§ **Requirement**
Your task is to reproduce the entries below word for word.

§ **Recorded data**
..............................

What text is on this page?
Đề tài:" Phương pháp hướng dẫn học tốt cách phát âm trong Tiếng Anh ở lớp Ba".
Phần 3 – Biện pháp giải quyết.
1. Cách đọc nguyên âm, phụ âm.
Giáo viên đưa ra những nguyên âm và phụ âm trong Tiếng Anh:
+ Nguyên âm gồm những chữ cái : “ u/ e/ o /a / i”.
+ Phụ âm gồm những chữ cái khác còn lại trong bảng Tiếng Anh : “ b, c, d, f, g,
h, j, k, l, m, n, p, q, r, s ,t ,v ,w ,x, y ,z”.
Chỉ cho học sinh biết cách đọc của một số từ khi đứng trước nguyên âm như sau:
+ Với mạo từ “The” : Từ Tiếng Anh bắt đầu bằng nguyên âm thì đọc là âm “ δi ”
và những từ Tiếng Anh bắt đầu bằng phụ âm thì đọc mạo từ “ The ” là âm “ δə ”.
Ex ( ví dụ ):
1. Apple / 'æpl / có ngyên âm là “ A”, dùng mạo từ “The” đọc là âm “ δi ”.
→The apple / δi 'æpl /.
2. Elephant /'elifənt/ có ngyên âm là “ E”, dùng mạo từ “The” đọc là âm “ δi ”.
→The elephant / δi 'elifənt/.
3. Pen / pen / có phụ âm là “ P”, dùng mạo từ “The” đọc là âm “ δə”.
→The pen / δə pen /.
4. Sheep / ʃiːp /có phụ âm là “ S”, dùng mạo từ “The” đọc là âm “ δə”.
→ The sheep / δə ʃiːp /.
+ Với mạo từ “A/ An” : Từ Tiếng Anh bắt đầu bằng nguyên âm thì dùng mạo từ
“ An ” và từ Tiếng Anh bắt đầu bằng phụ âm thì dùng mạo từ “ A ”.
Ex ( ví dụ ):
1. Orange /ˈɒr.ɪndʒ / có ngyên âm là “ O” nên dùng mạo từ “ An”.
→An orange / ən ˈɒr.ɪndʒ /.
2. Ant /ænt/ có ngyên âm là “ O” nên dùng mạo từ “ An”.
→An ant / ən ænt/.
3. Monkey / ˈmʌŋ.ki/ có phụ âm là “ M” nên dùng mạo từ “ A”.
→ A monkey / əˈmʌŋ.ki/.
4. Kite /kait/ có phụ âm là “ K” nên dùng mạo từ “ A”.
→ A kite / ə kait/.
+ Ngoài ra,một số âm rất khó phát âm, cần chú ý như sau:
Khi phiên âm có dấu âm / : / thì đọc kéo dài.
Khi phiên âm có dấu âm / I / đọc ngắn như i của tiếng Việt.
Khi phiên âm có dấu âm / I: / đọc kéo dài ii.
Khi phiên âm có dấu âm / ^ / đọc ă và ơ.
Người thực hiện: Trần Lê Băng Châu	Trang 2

..............................

§ **Task result**
What text is on this page?
Đề tài:" Phương pháp hướng dẫn học tốt cách phát âm trong Tiếng Anh ở lớp Ba".
Phần 3 – Biện pháp giải quyết.
1. Cách đọc nguyên âm, phụ âm.
Giáo viên đưa ra những nguyên âm và phụ âm trong Tiếng Anh:
+ Nguyên âm gồm những chữ cái : “ u/ e/ o /a / i”.
+ Phụ âm gồm những chữ cái khác còn lại trong bảng Tiếng Anh : “ b, c, d, f, g,
h, j, k, l, m, n, p, q, r, s ,t ,v ,w ,x, y ,z”.
Chỉ cho học sinh biết cách đọc của một số từ khi đứng trước nguyên âm như sau:
+ Với mạo từ “The” : Từ Tiếng Anh bắt đầu bằng nguyên âm thì đọc là âm “ δi ”
và những từ Tiếng Anh bắt đầu bằng phụ âm thì đọc mạo từ “ The ” là âm “ δə ”.
Ex ( ví dụ ):
1. Apple / 'æpl / có ngyên âm là “ A”, dùng mạo từ “The” đọc là âm “ δi ”.
→The apple / δi 'æpl /.
2. Elephant /'elifənt/ có ngyên âm là “ E”, dùng mạo từ “The” đọc là âm “ δi ”.
→The elephant / δi 'elifənt/.
3. Pen / pen / có phụ âm là “ P”, dùng mạo từ “The” đọc là âm “ δə”.
→The pen / δə pen /.
4. Sheep / ʃiːp /có phụ âm là “ S”, dùng mạo từ “The” đọc là âm “ δə”.
→ The sheep / δə ʃiːp /.
+ Với mạo từ “A/ An” : Từ Tiếng Anh bắt đầu bằng nguyên âm thì dùng mạo từ
“ An ” và từ Tiếng Anh bắt đầu bằng phụ âm thì dùng mạo từ “ A ”.
Ex ( ví dụ ):
1. Orange /ˈɒr.ɪndʒ / có ngyên âm là “ O” nên dùng mạo từ “ An”.
→An orange / ən ˈɒr.ɪndʒ /.
2. Ant /ænt/ có ngyên âm là “ O” nên dùng mạo từ “ An”.
→An ant / ən ænt/.
3. Monkey / ˈmʌŋ.ki/ có phụ âm là “ M” nên dùng mạo từ “ A”.
→ A monkey / əˈmʌŋ.ki/.
4. Kite /kait/ có phụ âm là “ K” nên dùng mạo từ “ A”.
→ A kite / ə kait/.
+ Ngoài ra,một số âm rất khó phát âm, cần chú ý như sau:
Khi phiên âm có dấu âm / : / thì đọc kéo dài.
Khi phiên âm có dấu âm / I / đọc ngắn như i của tiếng Việt.
Khi phiên âm có dấu âm / I: / đọc kéo dài ii.
Khi phiên âm có dấu âm / ^ / đọc ă và ơ.
Người thực hiện: Trần Lê Băng Châu	Trang 2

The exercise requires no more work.